Return a copy of each line that holds the string "países".
═══ Given records
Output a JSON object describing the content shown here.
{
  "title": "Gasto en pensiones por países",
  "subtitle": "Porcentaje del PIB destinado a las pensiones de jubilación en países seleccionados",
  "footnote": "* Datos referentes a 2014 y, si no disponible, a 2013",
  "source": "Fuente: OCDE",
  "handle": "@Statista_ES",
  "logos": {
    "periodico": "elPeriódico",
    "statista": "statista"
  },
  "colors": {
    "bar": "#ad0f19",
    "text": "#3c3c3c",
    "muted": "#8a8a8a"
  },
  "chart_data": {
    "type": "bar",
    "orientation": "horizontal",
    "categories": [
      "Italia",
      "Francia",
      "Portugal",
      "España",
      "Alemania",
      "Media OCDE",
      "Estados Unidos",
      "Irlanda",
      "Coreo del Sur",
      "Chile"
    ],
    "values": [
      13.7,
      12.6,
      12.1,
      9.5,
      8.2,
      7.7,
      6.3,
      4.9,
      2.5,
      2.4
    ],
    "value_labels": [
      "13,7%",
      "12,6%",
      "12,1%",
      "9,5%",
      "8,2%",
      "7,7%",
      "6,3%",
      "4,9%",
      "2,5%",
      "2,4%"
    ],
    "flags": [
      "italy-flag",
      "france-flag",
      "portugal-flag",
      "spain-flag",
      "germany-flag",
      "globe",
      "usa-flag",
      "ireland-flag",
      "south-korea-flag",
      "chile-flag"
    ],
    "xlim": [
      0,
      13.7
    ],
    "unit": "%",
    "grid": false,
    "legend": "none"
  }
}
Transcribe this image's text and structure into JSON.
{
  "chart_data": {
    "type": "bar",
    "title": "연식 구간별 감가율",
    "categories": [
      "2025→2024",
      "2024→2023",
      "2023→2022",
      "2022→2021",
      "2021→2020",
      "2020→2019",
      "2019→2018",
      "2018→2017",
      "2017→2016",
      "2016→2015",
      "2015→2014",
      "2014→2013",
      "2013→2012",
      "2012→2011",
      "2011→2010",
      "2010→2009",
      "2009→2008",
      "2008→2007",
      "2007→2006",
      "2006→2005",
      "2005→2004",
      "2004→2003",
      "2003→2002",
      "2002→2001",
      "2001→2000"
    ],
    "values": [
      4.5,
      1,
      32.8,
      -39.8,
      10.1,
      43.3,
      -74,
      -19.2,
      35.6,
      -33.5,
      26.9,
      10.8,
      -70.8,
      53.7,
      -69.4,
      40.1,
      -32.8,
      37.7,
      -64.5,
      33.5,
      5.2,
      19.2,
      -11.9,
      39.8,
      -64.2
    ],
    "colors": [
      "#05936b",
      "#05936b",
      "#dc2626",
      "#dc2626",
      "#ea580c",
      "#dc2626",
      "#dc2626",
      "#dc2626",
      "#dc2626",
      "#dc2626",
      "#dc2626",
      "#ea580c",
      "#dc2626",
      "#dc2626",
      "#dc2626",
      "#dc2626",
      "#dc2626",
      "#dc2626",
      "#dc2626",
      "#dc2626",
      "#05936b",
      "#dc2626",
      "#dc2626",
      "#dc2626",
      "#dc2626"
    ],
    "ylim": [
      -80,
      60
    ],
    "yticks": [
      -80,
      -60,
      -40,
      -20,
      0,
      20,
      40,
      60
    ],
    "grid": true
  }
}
══════
Answer in full:
  "title": "Gasto en pensiones por países",
  "subtitle": "Porcentaje del PIB destinado a las pensiones de jubilación en países seleccionados",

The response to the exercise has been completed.